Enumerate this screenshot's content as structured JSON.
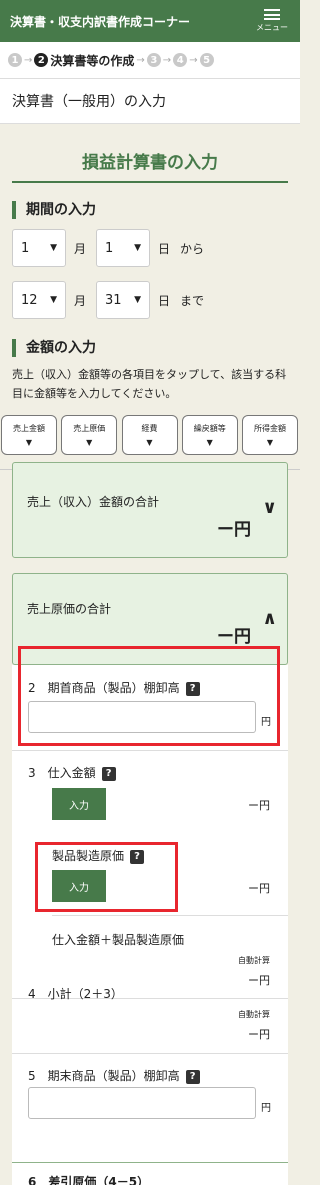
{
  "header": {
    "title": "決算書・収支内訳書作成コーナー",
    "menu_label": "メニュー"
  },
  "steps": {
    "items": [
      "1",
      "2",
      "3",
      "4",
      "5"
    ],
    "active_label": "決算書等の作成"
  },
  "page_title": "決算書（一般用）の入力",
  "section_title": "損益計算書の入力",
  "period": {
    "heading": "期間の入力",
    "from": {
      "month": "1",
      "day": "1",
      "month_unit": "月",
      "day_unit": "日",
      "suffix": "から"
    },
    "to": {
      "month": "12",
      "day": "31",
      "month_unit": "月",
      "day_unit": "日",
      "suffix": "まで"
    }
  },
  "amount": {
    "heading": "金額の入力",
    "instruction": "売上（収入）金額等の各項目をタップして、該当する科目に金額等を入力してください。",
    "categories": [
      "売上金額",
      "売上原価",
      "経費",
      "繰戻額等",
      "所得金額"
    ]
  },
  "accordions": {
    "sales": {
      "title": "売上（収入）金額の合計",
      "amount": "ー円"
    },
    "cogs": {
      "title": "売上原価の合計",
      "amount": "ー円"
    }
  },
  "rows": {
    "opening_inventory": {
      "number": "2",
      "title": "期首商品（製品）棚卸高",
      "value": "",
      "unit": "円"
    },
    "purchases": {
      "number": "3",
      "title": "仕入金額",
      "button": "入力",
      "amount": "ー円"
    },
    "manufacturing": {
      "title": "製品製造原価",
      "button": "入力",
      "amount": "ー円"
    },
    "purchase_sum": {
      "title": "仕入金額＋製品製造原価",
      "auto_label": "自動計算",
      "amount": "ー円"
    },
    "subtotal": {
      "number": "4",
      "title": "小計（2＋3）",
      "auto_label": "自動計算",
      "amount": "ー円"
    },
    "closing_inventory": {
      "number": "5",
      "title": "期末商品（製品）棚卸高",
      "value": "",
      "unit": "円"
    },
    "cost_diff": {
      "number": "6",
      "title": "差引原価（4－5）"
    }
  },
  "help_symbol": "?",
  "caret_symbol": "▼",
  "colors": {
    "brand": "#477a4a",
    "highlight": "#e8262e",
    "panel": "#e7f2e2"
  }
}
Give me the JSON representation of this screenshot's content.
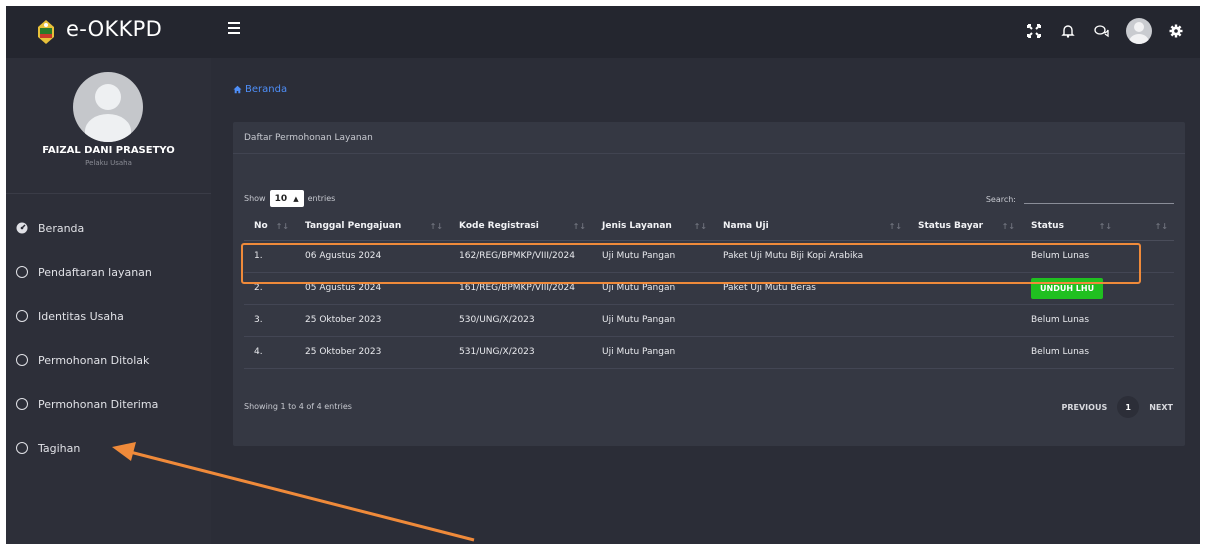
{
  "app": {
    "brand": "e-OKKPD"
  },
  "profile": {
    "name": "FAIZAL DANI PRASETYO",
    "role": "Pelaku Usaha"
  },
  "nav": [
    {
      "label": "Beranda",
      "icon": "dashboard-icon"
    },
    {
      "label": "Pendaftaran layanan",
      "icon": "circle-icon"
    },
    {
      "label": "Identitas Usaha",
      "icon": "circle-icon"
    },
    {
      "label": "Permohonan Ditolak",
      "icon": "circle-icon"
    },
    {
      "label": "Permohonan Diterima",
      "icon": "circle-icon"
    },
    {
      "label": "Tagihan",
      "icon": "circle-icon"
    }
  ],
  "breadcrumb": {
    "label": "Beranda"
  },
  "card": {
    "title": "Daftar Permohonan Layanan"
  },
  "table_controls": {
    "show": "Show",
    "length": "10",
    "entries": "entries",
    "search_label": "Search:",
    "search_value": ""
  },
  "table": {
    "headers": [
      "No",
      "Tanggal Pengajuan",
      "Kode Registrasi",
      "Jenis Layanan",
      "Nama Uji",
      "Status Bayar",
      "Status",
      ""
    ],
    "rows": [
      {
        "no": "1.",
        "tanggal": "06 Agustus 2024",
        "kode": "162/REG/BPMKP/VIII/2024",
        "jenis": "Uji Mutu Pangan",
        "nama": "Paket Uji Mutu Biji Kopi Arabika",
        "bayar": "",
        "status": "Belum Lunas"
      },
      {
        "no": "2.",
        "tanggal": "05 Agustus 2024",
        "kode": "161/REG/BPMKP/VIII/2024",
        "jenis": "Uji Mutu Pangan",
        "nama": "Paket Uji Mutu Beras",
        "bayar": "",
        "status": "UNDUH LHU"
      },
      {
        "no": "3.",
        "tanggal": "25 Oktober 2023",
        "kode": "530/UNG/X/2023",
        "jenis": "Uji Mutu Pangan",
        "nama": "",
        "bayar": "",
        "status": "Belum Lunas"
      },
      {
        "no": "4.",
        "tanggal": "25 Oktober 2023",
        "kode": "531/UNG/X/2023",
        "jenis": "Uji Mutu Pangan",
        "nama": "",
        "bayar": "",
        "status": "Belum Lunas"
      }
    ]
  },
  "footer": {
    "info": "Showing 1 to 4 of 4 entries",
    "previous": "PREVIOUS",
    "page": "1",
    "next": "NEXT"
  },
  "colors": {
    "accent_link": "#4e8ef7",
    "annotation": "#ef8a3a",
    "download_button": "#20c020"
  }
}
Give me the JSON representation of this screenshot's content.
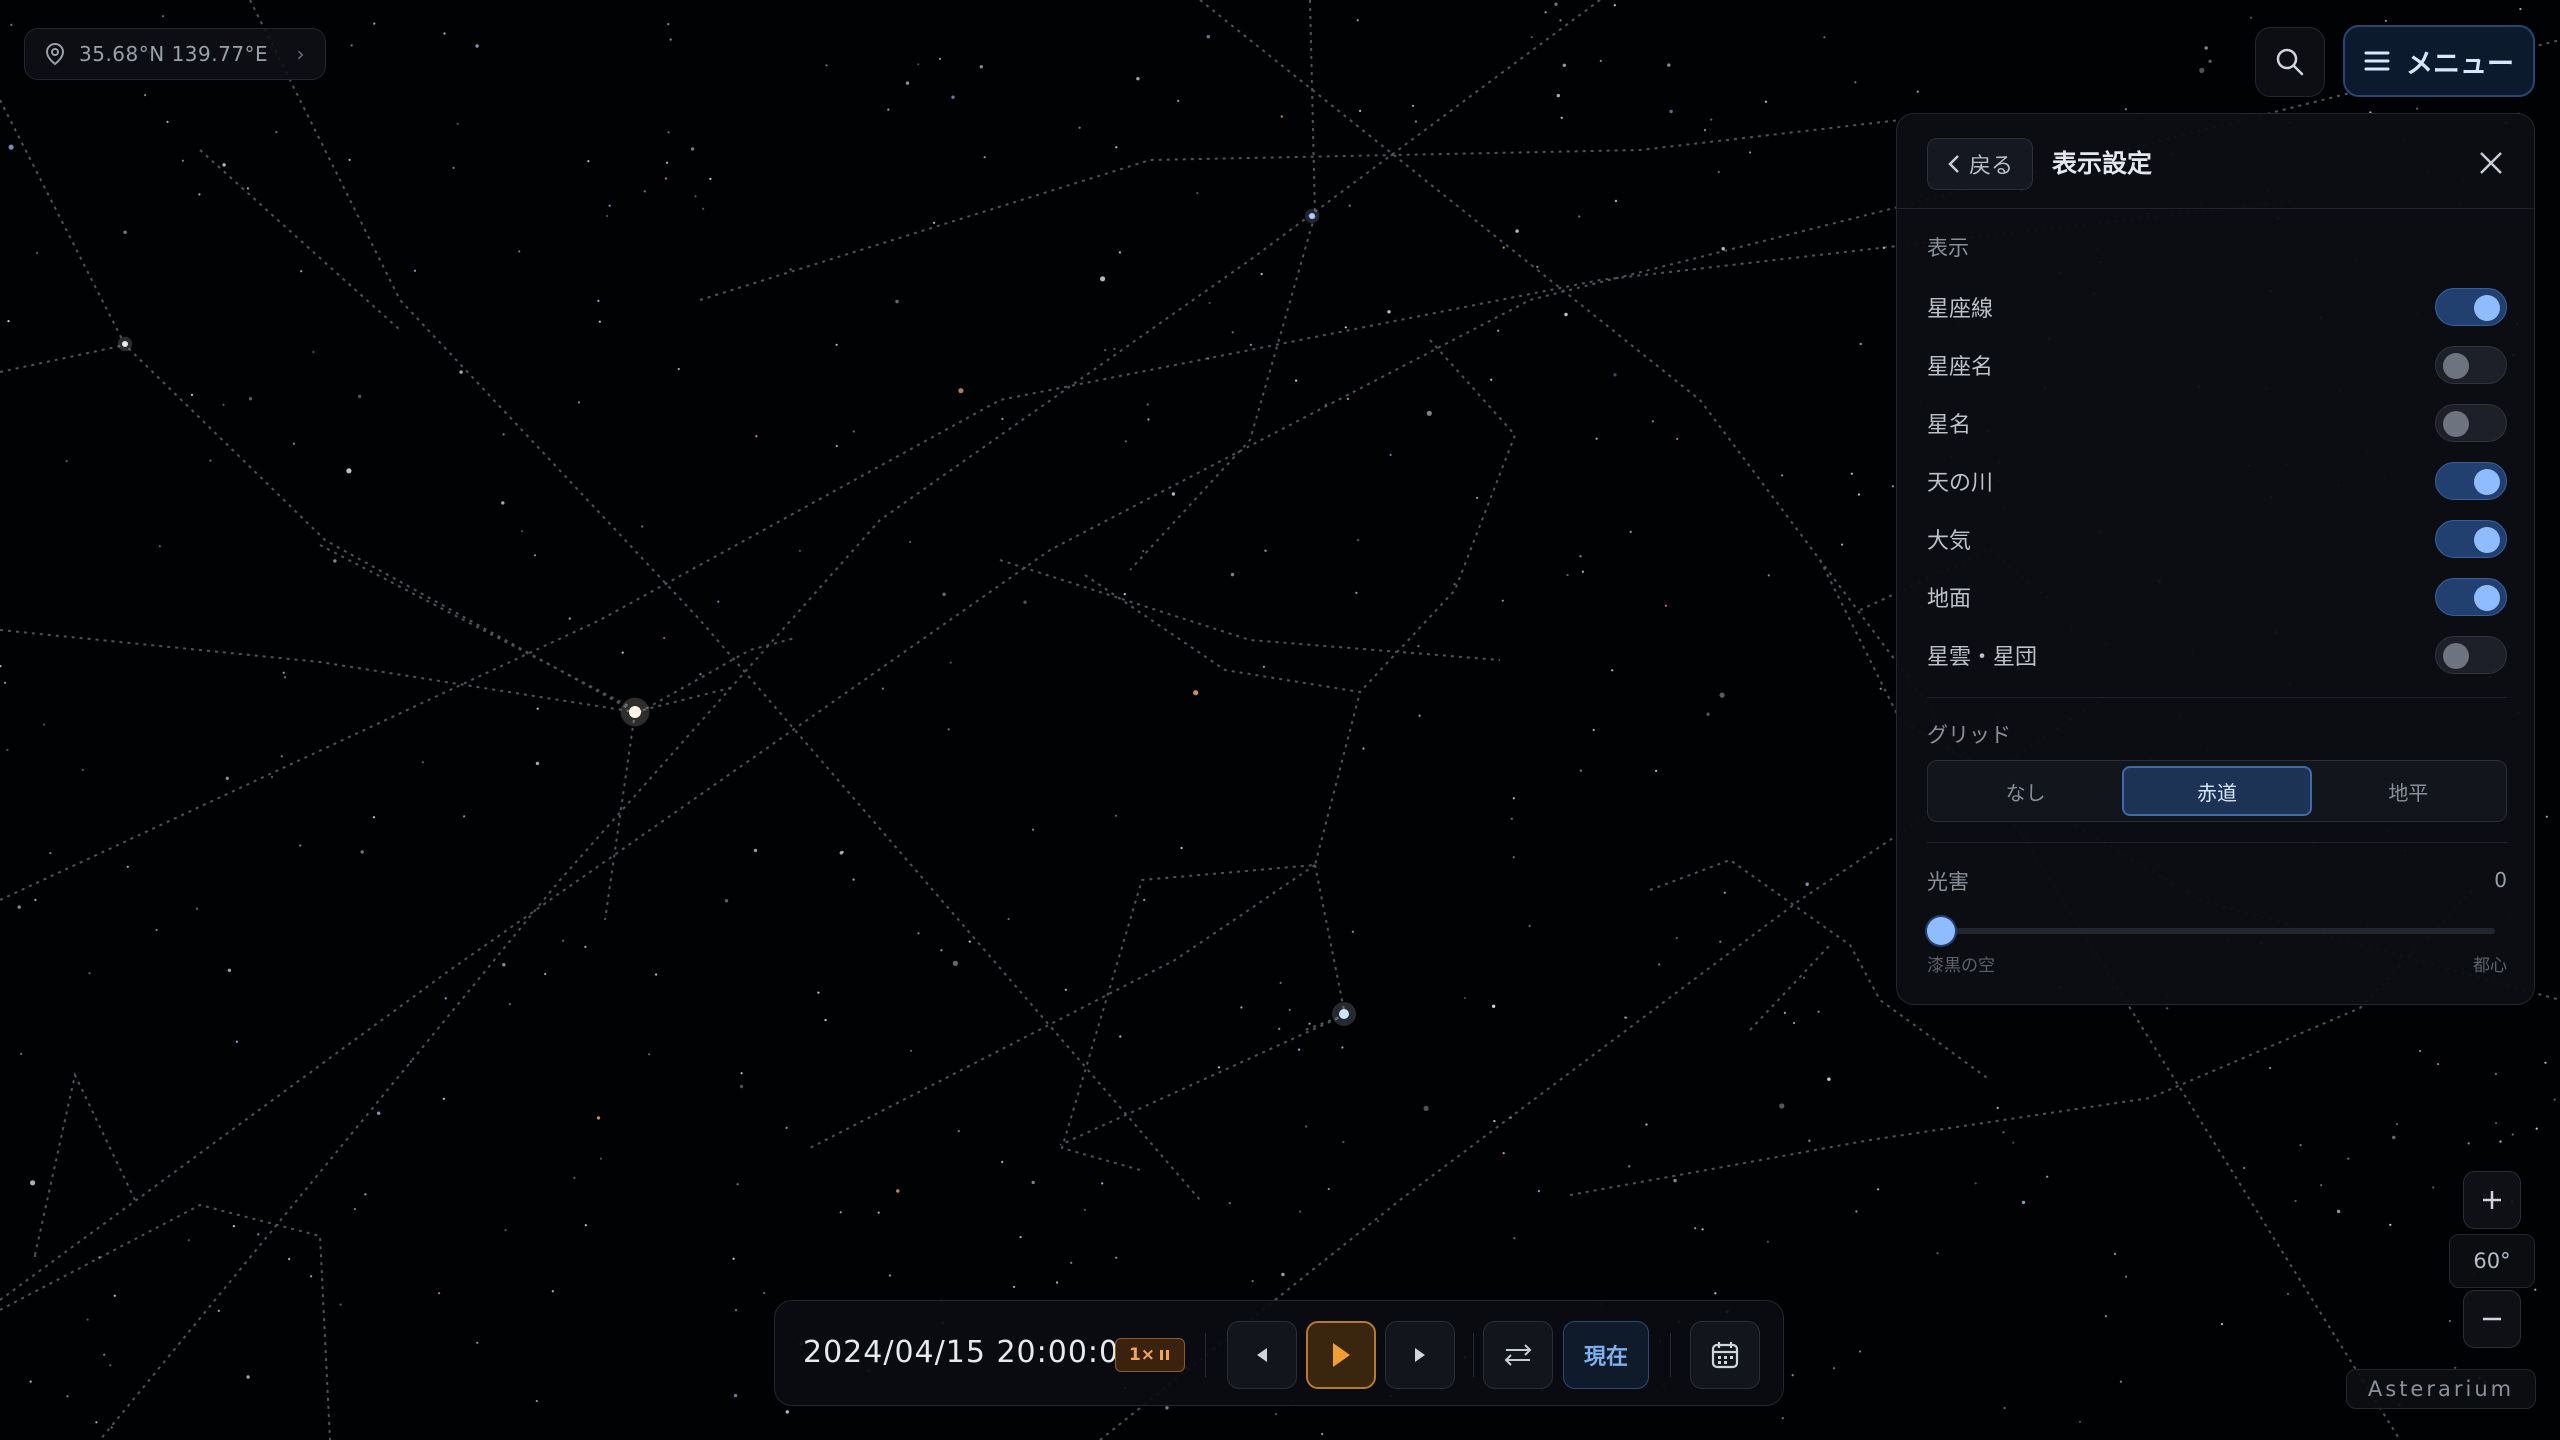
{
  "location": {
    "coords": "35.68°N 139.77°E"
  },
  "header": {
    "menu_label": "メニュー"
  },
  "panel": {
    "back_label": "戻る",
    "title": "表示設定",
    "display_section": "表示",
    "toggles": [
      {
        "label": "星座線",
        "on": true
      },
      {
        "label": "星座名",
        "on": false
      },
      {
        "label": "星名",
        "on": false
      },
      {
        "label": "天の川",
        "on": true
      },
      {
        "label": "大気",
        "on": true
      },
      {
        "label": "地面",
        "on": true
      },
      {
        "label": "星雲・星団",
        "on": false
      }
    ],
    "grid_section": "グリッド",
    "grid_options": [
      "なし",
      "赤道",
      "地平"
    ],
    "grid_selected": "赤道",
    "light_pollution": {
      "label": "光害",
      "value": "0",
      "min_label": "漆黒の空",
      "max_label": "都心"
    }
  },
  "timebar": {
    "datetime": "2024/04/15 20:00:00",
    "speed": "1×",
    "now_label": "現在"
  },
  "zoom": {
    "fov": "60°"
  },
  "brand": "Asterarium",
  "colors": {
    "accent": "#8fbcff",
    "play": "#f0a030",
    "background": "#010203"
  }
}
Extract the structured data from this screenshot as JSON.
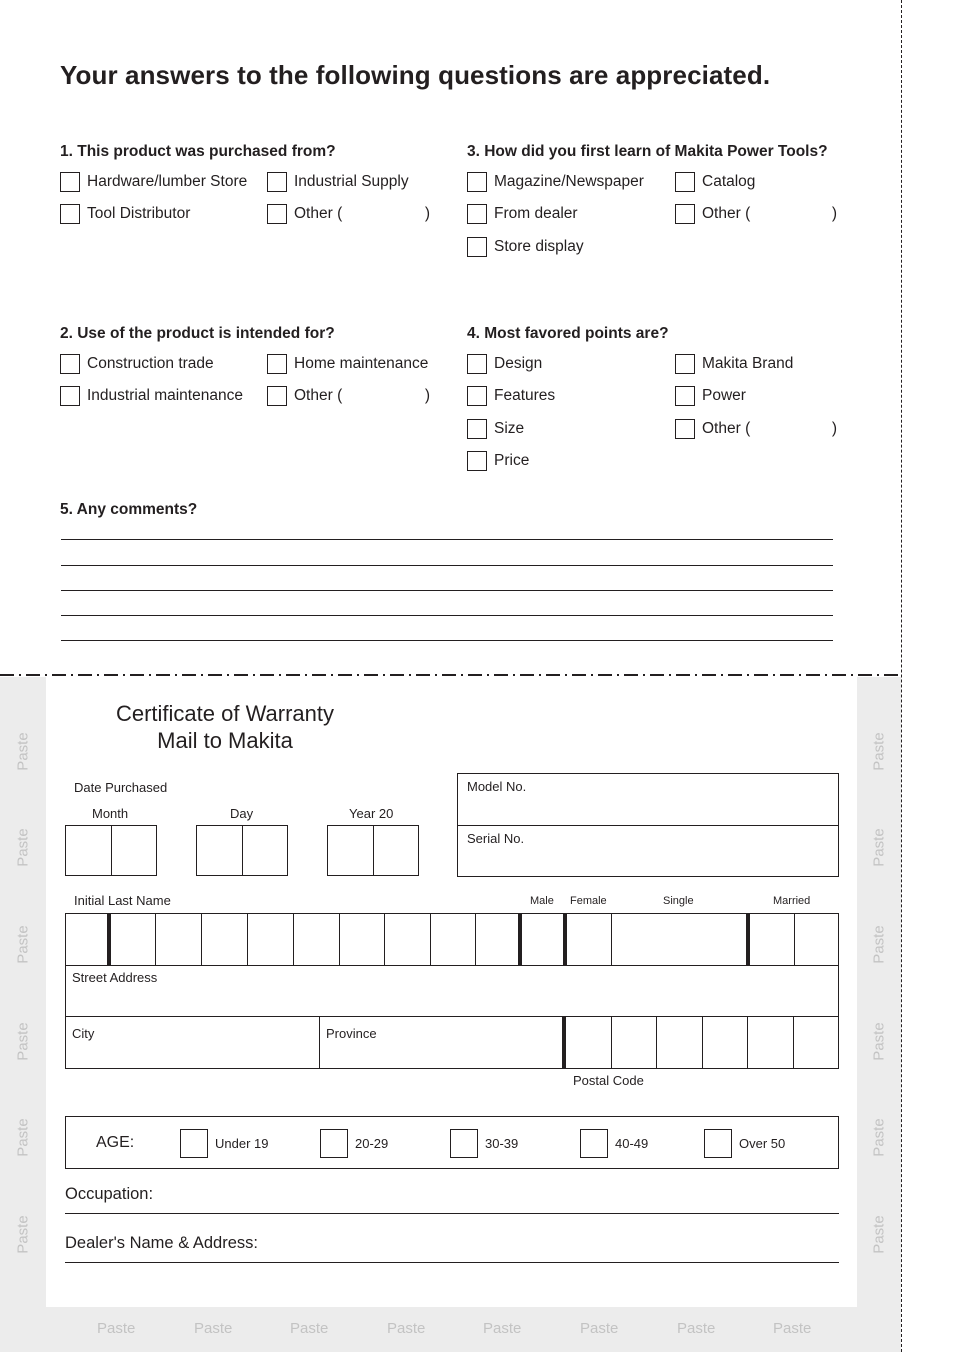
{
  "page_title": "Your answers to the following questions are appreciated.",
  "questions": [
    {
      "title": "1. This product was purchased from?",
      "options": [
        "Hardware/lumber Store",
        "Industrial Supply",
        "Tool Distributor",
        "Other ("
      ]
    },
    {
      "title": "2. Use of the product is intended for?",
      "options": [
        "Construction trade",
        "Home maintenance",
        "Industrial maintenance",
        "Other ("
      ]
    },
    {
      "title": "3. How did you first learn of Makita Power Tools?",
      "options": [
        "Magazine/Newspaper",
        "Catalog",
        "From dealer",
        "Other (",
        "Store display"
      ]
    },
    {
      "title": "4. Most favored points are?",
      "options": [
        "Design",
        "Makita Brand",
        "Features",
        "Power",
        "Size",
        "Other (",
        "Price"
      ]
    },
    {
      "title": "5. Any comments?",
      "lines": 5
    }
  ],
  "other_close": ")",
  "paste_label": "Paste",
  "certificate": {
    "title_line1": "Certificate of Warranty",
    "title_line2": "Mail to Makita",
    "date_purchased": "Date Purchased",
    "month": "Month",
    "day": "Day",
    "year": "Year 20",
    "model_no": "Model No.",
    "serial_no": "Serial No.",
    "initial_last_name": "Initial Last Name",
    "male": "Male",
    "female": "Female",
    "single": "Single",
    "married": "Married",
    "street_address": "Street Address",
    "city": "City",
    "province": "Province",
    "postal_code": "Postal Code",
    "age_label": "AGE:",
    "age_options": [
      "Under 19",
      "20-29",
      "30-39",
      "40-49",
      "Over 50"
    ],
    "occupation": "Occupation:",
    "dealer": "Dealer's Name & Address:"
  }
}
+++
● **AIM OF THE TASK**: Scan the material and collect every line that contains "Power".

● **SOLUTION FOR THIS PROBLEM**:
      "title": "3. How did you first learn of Makita Power Tools?",
        "Power",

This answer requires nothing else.